● WHAT IS REQUIRED:
Filter the lines below, copying only those with the string "gadgets".

Entries taken from a collection:
▼
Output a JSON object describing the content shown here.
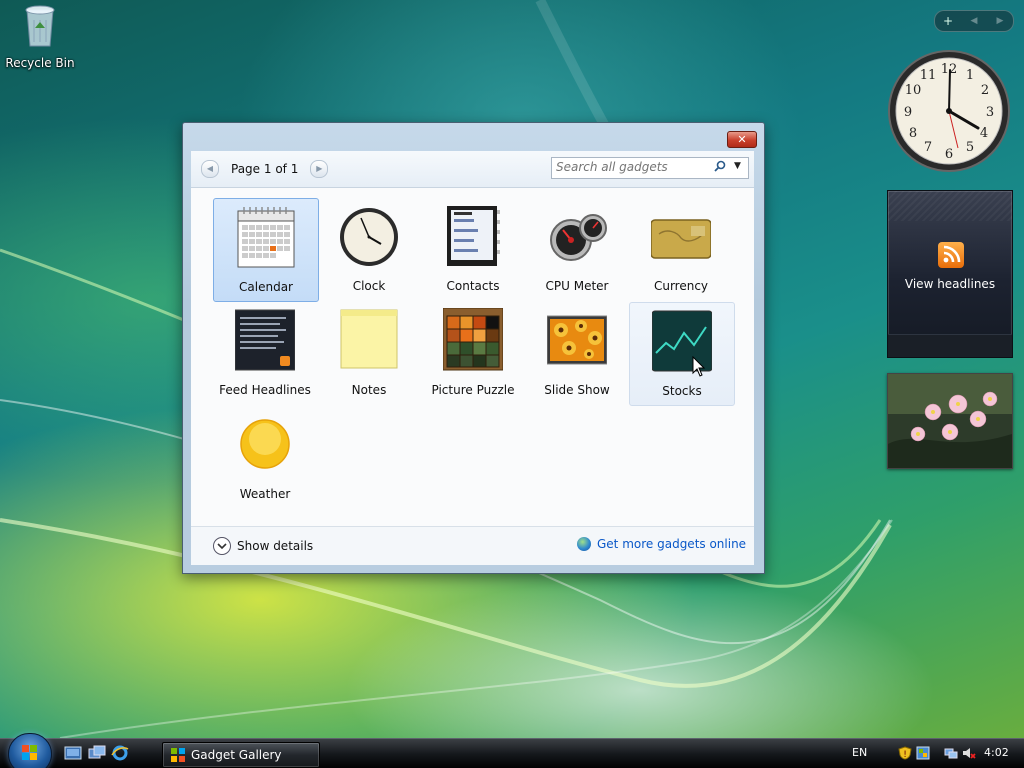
{
  "desktop": {
    "recycle_bin_label": "Recycle Bin"
  },
  "sidebar": {
    "add_label": "+",
    "prev_label": "◀",
    "next_label": "▶",
    "feed_label": "View headlines"
  },
  "window": {
    "title": "Gadget Gallery",
    "close_label": "✕",
    "page_label": "Page 1 of 1",
    "search_placeholder": "Search all gadgets",
    "gadgets": [
      {
        "name": "Calendar"
      },
      {
        "name": "Clock"
      },
      {
        "name": "Contacts"
      },
      {
        "name": "CPU Meter"
      },
      {
        "name": "Currency"
      },
      {
        "name": "Feed Headlines"
      },
      {
        "name": "Notes"
      },
      {
        "name": "Picture Puzzle"
      },
      {
        "name": "Slide Show"
      },
      {
        "name": "Stocks"
      },
      {
        "name": "Weather"
      }
    ],
    "selected": "Calendar",
    "hovered": "Stocks",
    "show_details_label": "Show details",
    "get_more_label": "Get more gadgets online",
    "link_color": "#0a58c8"
  },
  "taskbar": {
    "task_label": "Gadget Gallery",
    "language": "EN",
    "time": "4:02"
  }
}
▲
● FINISHED EXERCISE:
    "search_placeholder": "Search all gadgets",
    "gadgets": [
    "get_more_label": "Get more gadgets online",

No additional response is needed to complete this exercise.